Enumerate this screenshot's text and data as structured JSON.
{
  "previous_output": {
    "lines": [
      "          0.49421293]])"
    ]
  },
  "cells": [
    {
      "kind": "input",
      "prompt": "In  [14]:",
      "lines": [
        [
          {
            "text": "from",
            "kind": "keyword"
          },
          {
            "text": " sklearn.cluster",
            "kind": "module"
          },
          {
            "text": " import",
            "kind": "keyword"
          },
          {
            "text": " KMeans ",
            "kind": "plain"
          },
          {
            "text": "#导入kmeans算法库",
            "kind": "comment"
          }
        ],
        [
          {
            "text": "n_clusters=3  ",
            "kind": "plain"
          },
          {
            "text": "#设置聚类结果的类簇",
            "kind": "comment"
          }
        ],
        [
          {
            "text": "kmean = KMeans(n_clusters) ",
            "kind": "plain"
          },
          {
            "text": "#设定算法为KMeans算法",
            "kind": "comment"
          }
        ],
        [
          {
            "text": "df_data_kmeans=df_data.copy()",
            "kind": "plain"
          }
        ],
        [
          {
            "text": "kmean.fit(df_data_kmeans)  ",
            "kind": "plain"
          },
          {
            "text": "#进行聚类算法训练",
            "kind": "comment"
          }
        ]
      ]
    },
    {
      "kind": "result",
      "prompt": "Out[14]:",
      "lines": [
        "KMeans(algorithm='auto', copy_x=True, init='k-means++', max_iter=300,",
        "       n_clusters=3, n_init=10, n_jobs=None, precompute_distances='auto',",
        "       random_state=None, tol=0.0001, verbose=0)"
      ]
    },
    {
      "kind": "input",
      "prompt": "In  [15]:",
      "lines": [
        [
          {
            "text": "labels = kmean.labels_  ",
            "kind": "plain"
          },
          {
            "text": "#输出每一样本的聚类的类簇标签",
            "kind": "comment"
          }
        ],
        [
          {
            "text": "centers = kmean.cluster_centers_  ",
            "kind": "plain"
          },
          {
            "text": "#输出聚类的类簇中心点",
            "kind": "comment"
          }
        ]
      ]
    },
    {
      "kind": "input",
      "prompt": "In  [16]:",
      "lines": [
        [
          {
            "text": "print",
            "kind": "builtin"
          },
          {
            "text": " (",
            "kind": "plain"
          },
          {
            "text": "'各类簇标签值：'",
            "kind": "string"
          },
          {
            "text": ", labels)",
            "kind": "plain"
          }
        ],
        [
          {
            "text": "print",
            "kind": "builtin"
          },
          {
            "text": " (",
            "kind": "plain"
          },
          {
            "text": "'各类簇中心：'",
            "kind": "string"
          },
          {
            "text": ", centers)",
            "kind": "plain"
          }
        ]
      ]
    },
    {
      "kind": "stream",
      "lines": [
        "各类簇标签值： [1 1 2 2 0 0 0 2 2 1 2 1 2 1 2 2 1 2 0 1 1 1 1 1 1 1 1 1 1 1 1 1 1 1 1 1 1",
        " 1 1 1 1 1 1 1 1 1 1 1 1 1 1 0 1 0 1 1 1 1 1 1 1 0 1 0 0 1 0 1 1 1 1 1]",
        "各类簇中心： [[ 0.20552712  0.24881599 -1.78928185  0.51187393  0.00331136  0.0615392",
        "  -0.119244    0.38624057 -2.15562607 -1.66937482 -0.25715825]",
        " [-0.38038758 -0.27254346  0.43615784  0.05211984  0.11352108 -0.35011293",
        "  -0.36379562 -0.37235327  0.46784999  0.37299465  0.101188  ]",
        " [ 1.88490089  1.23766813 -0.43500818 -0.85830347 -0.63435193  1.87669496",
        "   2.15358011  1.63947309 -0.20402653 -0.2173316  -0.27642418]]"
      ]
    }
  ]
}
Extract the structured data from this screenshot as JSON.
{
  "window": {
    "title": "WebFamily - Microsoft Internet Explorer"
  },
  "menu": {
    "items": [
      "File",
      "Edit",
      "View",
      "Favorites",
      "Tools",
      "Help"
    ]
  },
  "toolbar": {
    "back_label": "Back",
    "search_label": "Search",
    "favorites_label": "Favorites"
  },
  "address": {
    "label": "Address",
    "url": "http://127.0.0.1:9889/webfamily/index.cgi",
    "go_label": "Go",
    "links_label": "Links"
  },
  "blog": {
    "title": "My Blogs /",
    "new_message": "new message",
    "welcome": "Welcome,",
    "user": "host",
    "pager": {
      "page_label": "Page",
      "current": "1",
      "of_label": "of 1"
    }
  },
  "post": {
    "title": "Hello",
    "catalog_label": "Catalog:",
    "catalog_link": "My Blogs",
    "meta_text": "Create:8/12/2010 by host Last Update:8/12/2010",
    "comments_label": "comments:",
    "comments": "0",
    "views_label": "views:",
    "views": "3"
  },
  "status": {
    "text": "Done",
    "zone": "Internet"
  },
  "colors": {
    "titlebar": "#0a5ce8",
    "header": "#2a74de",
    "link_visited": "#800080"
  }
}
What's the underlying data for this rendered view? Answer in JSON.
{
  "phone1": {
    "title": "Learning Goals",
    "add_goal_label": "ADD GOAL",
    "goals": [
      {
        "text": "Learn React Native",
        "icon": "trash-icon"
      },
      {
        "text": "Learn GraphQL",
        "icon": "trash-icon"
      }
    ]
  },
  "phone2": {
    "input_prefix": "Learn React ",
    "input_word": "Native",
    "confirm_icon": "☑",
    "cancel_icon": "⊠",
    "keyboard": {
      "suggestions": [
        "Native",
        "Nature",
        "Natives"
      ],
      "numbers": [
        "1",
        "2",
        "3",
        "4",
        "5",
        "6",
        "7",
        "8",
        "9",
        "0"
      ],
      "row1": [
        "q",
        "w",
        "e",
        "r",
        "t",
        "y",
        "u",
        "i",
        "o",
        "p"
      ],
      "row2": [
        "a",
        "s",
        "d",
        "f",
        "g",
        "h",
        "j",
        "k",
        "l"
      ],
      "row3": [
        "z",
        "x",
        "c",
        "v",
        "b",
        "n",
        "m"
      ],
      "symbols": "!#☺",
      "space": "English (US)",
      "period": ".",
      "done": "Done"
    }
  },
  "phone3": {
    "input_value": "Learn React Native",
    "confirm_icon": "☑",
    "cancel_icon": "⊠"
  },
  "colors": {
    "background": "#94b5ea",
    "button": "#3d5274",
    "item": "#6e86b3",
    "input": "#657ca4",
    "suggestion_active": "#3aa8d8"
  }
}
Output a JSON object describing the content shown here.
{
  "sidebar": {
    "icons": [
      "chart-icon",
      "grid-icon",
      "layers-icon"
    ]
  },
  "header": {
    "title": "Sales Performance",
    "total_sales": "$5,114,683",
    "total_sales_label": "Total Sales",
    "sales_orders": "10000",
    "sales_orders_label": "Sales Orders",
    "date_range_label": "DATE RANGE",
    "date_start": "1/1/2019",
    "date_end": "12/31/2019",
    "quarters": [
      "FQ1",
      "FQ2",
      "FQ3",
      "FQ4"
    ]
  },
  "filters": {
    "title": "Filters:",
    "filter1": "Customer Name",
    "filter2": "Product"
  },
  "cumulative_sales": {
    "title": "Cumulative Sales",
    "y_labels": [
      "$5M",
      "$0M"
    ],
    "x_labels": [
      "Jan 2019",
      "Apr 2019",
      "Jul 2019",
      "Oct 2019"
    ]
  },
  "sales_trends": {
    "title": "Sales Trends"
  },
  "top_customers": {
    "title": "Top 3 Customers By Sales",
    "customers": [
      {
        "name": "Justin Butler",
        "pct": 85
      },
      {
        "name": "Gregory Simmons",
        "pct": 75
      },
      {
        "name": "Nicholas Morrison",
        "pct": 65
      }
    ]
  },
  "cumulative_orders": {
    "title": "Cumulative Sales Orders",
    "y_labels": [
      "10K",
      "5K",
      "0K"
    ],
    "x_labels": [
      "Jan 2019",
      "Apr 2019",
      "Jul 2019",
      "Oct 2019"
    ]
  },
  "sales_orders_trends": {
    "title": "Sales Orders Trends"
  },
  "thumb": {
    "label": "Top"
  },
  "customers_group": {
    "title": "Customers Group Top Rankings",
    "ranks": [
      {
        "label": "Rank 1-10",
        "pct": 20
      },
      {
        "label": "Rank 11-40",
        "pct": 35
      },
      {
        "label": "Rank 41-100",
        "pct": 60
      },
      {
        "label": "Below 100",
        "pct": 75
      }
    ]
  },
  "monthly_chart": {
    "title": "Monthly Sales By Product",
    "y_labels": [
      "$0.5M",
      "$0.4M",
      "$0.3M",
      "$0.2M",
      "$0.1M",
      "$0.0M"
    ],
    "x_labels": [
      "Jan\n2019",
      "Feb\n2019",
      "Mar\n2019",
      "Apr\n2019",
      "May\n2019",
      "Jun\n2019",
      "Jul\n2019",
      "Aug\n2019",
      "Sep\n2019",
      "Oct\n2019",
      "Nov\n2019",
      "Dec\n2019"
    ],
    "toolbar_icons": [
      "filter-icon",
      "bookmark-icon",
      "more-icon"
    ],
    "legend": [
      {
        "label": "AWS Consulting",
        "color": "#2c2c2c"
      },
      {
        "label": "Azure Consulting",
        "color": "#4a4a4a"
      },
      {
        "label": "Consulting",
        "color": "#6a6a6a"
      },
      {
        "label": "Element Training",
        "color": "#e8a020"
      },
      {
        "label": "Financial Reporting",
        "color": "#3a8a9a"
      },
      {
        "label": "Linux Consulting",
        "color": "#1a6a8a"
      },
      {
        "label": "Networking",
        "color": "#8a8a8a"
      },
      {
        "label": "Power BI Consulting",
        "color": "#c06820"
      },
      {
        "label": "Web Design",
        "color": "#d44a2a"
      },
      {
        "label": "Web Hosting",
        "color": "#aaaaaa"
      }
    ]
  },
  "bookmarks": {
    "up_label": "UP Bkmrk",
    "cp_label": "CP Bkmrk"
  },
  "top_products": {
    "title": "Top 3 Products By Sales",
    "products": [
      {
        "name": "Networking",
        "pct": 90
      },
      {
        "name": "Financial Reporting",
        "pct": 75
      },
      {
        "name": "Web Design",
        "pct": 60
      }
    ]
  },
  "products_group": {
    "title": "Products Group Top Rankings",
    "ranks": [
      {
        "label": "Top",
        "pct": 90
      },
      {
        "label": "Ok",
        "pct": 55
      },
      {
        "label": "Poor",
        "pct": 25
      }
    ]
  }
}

Stated task
Across the material above, how many lines include the string "this"? Only the number is wanted.

Result of the task
3